Check each line of the records below and collect those that include the word "this".

Stored records:
:::
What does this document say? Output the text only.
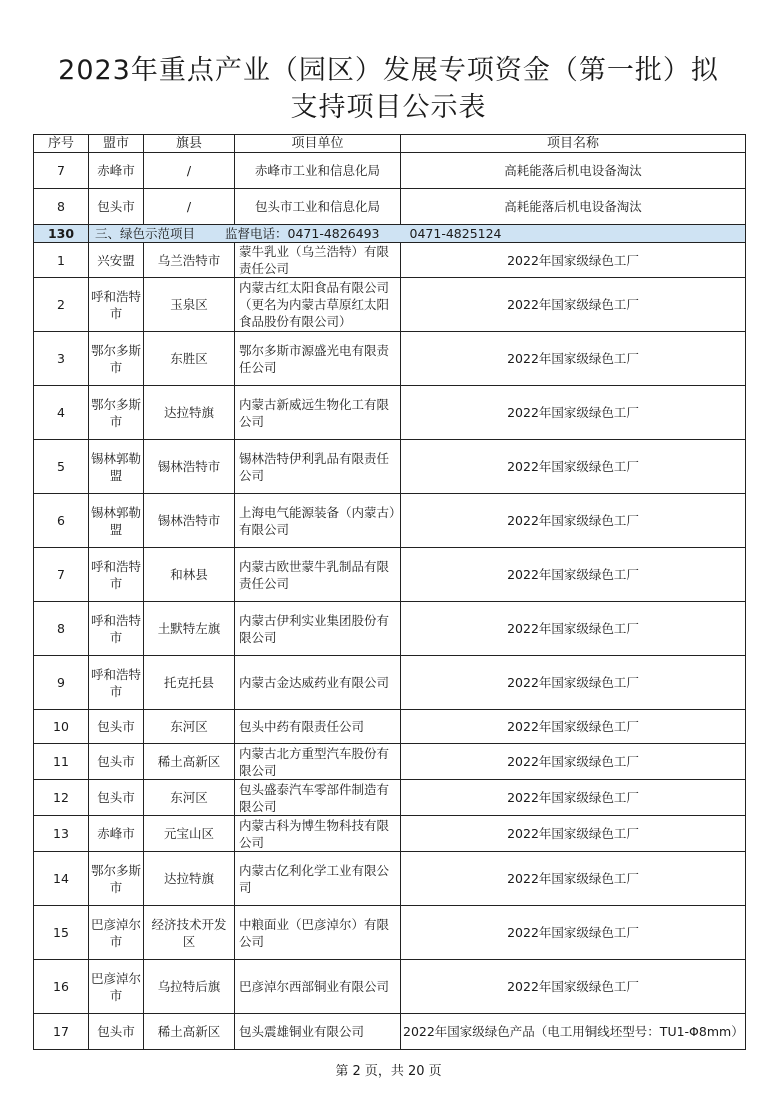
2023年重点产业（园区）发展专项资金（第一批）拟
支持项目公示表
序号	盟市	旗县	项目单位	项目名称
7	赤峰市	/	赤峰市工业和信息化局	高耗能落后机电设备淘汰
8	包头市	/	包头市工业和信息化局	高耗能落后机电设备淘汰
130	三、绿色示范项目 监督电话：0471-4826493 0471-4825124			
1	兴安盟	乌兰浩特市	蒙牛乳业（乌兰浩特）有限责任公司	2022年国家级绿色工厂
2	呼和浩特市	玉泉区	内蒙古红太阳食品有限公司（更名为内蒙古草原红太阳食品股份有限公司）	2022年国家级绿色工厂
3	鄂尔多斯市	东胜区	鄂尔多斯市源盛光电有限责任公司	2022年国家级绿色工厂
4	鄂尔多斯市	达拉特旗	内蒙古新威远生物化工有限公司	2022年国家级绿色工厂
5	锡林郭勒盟	锡林浩特市	锡林浩特伊利乳品有限责任公司	2022年国家级绿色工厂
6	锡林郭勒盟	锡林浩特市	上海电气能源装备（内蒙古）有限公司	2022年国家级绿色工厂
7	呼和浩特市	和林县	内蒙古欧世蒙牛乳制品有限责任公司	2022年国家级绿色工厂
8	呼和浩特市	土默特左旗	内蒙古伊利实业集团股份有限公司	2022年国家级绿色工厂
9	呼和浩特市	托克托县	内蒙古金达威药业有限公司	2022年国家级绿色工厂
10	包头市	东河区	包头中药有限责任公司	2022年国家级绿色工厂
11	包头市	稀土高新区	内蒙古北方重型汽车股份有限公司	2022年国家级绿色工厂
12	包头市	东河区	包头盛泰汽车零部件制造有限公司	2022年国家级绿色工厂
13	赤峰市	元宝山区	内蒙古科为博生物科技有限公司	2022年国家级绿色工厂
14	鄂尔多斯市	达拉特旗	内蒙古亿利化学工业有限公司	2022年国家级绿色工厂
15	巴彦淖尔市	经济技术开发区	中粮面业（巴彦淖尔）有限公司	2022年国家级绿色工厂
16	巴彦淖尔市	乌拉特后旗	巴彦淖尔西部铜业有限公司	2022年国家级绿色工厂
17	包头市	稀土高新区	包头震雄铜业有限公司	2022年国家级绿色产品（电工用铜线坯型号：TU1-Φ8mm）
第 2 页，共 20 页
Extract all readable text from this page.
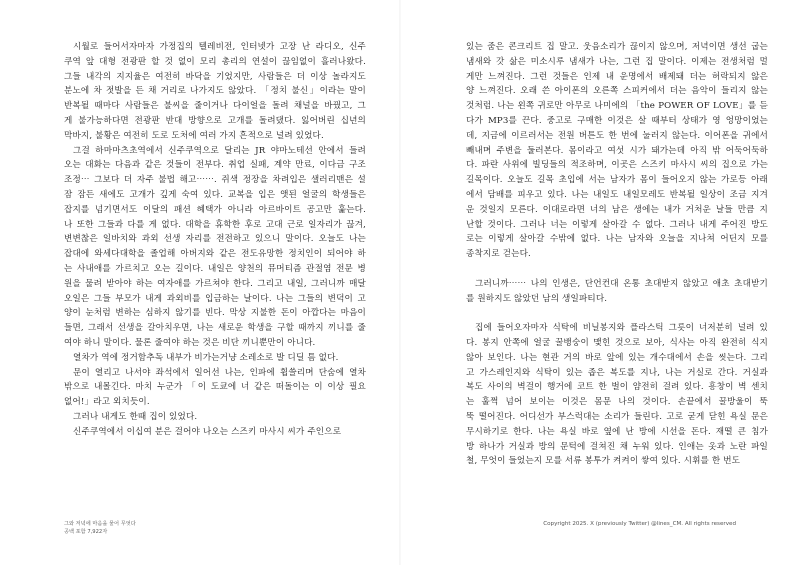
시월로 들어서자마자 가정집의 텔레비전, 인터넷가 고장 난 라디오, 신주
쿠역 앞 대형 전광판 할 것 없이 모리 총리의 연설이 끊임없이 흘러나왔다.
그들 내각의 지지율은 여전히 바닥을 기었지만, 사람들은 더 이상 놀라지도
분노에 차 젓발을 든 채 거리로 나가지도 않았다. 「정치 불신」이라는 말이
반복될 때마다 사람들은 불씨을 줄이거나 다이얼을 돌려 채널을 바꿨고, 그
게 불가능하다면 전광판 반대 방향으로 고개를 돌려댔다. 잃어버린 십년의
막바지, 불황은 여전히 도로 도처에 여러 가지 흔적으로 널려 있었다.
그걸 하마마츠초역에서 신주쿠역으로 달리는 JR 야마노테선 안에서 들려
오는 대화는 다음과 같은 것들이 전부다. 취업 실패, 계약 만료, 이다금 구조
조정⋯ 그보다 더 자주 불법 해고⋯⋯. 쥐색 정장을 차려입은 샐러리맨은 설
잠 잠든 새에도 고개가 깊게 숙여 있다. 교복을 입은 앳된 얼굴의 학생들은
잡지를 넘기면서도 이달의 패션 혜택가 아니라 아르바이트 공고만 훑는다.
나 또한 그들과 다를 게 없다. 대학을 휴학한 후로 고대 근로 일자리가 끊겨,
변변찮은 일바치와 과외 선생 자리를 전전하고 있으니 말이다. 오늘도 나는
잡대에 와세다대학을 졸업해 아버지와 같은 전도유망한 정치인이 되어야 하
는 사내애를 가르치고 오는 길이다. 내일은 양천의 뮤머티즘 관절염 전문 병
원을 물려 받아야 하는 여자애를 가르쳐야 한다. 그리고 내일, 그러니까 매달
오일은 그들 부모가 내게 과외비를 입금하는 날이다. 나는 그들의 변덕이 고
양이 눈처럼 변하는 심하지 않기를 빈다. 막상 지불한 돈이 아깝다는 마음이
들면, 그래서 선생을 갈아치우면, 나는 새로운 학생을 구할 때까지 끼니를 줄
여야 하니 말이다. 물론 줄여야 하는 것은 비단 끼니뿐만이 아니다.
열차가 역에 정거함추독 내부가 비가는거냥 소레소로 발 디딜 틈 없다.
문이 열리고 나서야 좌석에서 일어선 나는, 인파에 휩쓸리며 단숨에 열차
밖으로 내몰긴다. 마치 누군가 「이 도쿄에 너 같은 떠돌이는 이 이상 필요
없어!」라고 외치듯이.
그러나 내게도 한때 집이 있었다.
신주쿠역에서 이십여 분은 걸어야 나오는 스즈키 마사시 씨가 주인으로
그와 저녁에 마음을 물어 무엇다
공백 포함 7,922자
Copyright 2025. X (previously Twitter) @lines_CM. All rights reserved
있는 줌은 콘크리트 집 말고. 웃음소리가 끊이지 않으며, 저녁이면 생선 굽는
냄새와 갓 삶은 미소시루 냄새가 나는, 그런 집 말이다. 이제는 전생처럼 멀
게만 느껴진다. 그런 것들은 인제 내 운명에서 배제돼 더는 허락되지 않은
양 느껴진다. 오래 쓴 아이폰의 오른쪽 스피커에서 더는 음악이 들리지 않는
것처럼. 나는 왼쪽 귀로만 아무로 나미에의 「the POWER OF LOVE」를 듣
다가 MP3를 끈다. 중고로 구매한 이것은 살 때부터 상태가 영 엉망이었는
데, 지금에 이르러서는 전원 버튼도 한 번에 눌러지 않는다. 이어폰을 귀에서
빼내며 주변을 둘러본다. 몸이라고 여섯 시가 돼가는데 아직 밖 어둑어둑하
다. 파란 사위에 빌딩들의 적조하며, 이곳은 스즈키 마사시 씨의 집으로 가는
길목이다. 오늘도 길목 초입에 서는 남자가 몸이 들어오지 않는 가로등 아래
에서 담배를 피우고 있다. 나는 내일도 내일모레도 반복될 일상이 조금 지겨
운 것일지 모른다. 이대로라면 너의 남은 생에는 내가 거처운 날들 만큼 지
난할 것이다. 그러나 너는 이렇게 살아갈 수 없다. 그러나 내게 주어진 방도
로는 이렇게 살아갈 수밖에 없다. 나는 남자와 오늘을 지나쳐 어딘지 모를
종착지로 걷는다.
그러니까⋯⋯ 나의 인생은, 단언컨대 온통 초대받지 않았고 애초 초대받기
를 원하지도 않았던 남의 생일파티다.
집에 들어오자마자 식탁에 비닐봉지와 플라스틱 그릇이 너저분히 널려 있
다. 봉지 안쪽에 얼굴 꿀뱅숭이 맺힌 것으로 보아, 식사는 아직 완전히 식지
않아 보인다. 나는 현관 거의 바로 앞에 있는 개수대에서 손을 씻는다. 그리
고 가스레인지와 식탁이 있는 좁은 복도를 지나, 나는 거실로 간다. 거실과
복도 사이의 벽걸이 행거에 코트 한 벌이 얌전히 걸려 있다. 흥창이 벽 센치
는 훌쩍 넘어 보이는 이것은 몸문 나의 것이다. 손끝에서 꿀방울이 뚝
뚝 떨어진다. 어디선가 부스럭대는 소리가 들린다. 고로 굳게 닫힌 욕실 문은
무시하기로 한다. 나는 욕실 바로 옆에 난 방에 시선을 돈다. 재떨 큰 침가
방 하나가 거실과 방의 문턱에 걸쳐진 채 누워 있다. 인애는 옷과 노란 파일
철, 무엇이 들었는지 모를 서류 봉투가 켜켜이 쌓여 있다. 시휘를 한 번도
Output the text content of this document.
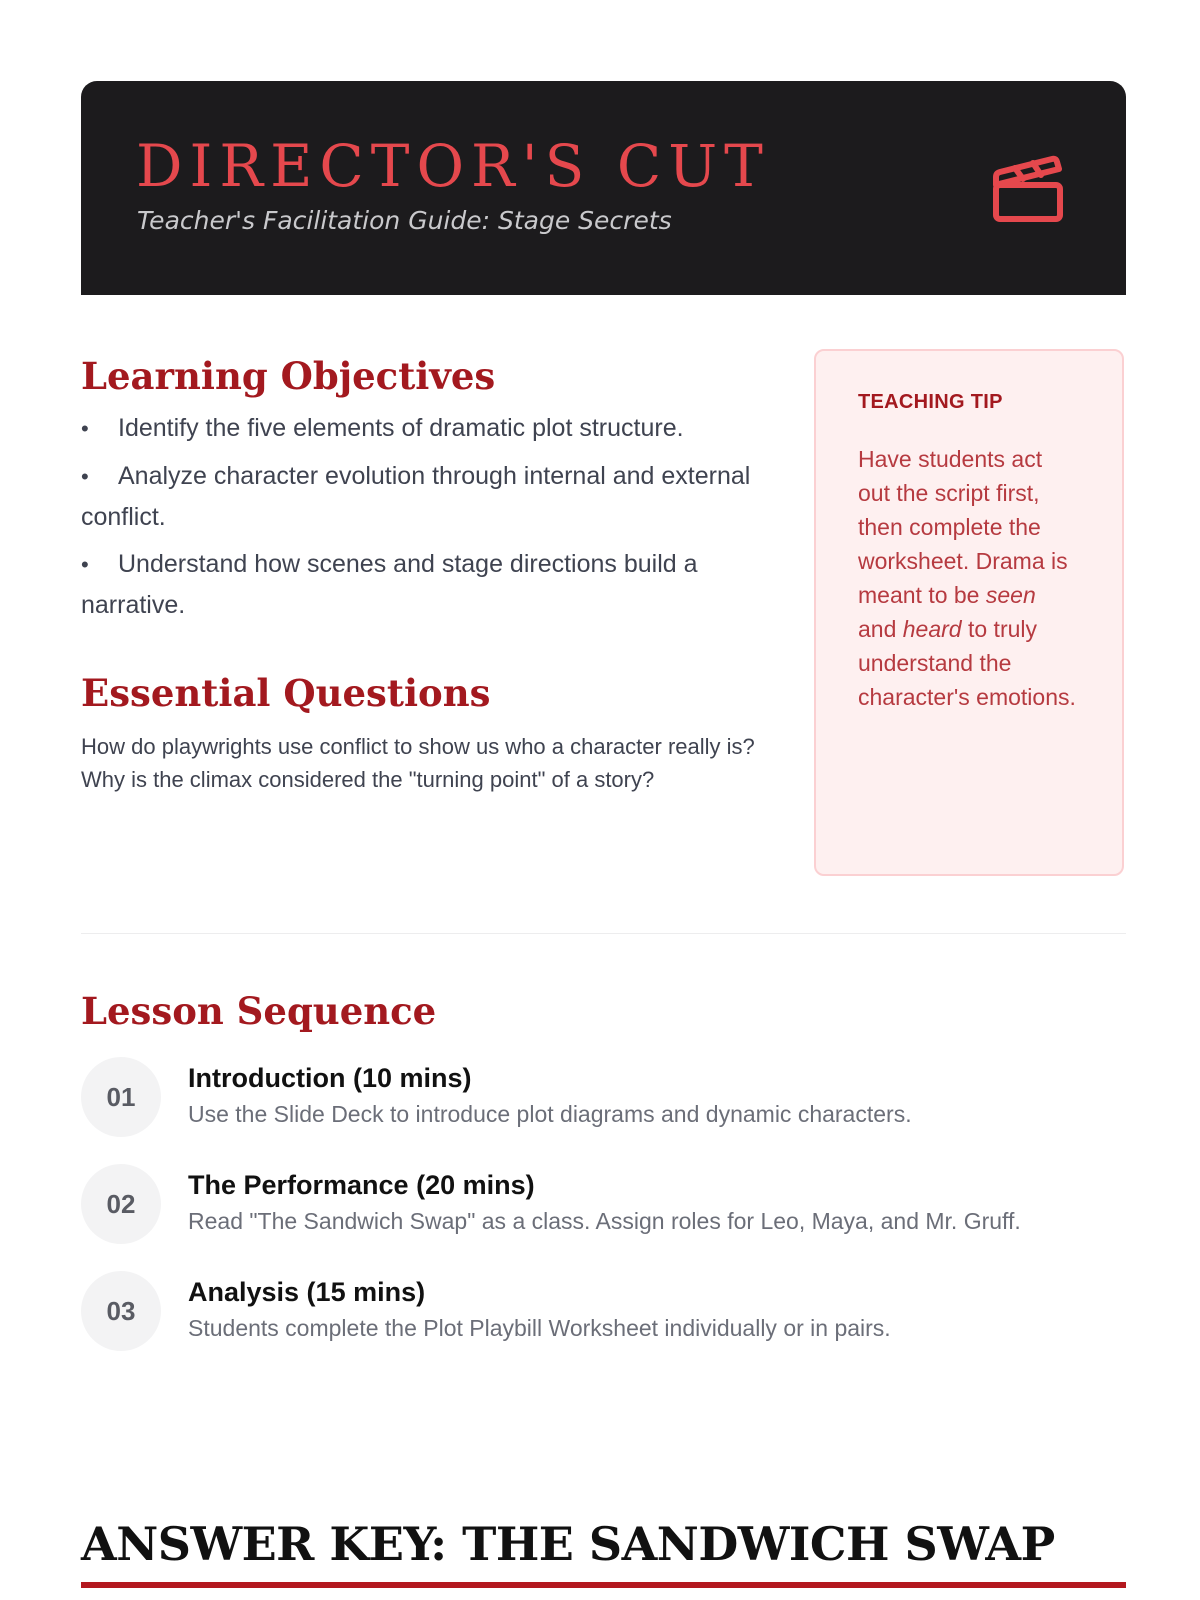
DIRECTOR'S CUT
Teacher's Facilitation Guide: Stage Secrets
Learning Objectives
• Identify the five elements of dramatic plot structure.
• Analyze character evolution through internal and external conflict.
• Understand how scenes and stage directions build a narrative.
Essential Questions
How do playwrights use conflict to show us who a character really is? Why is the climax considered the "turning point" of a story?

TEACHING TIP

Have students act out the script first, then complete the worksheet. Drama is meant to be seen and heard to truly understand the character's emotions.
Lesson Sequence
01
Introduction (10 mins)
Use the Slide Deck to introduce plot diagrams and dynamic characters.
02
The Performance (20 mins)
Read "The Sandwich Swap" as a class. Assign roles for Leo, Maya, and Mr. Gruff.
03
Analysis (15 mins)
Students complete the Plot Playbill Worksheet individually or in pairs.
ANSWER KEY: THE SANDWICH SWAP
:::
EXERCISE RESULT ->
What does this document say? Output the text only.
Extract all readable text from this page.
Output the text content of this document.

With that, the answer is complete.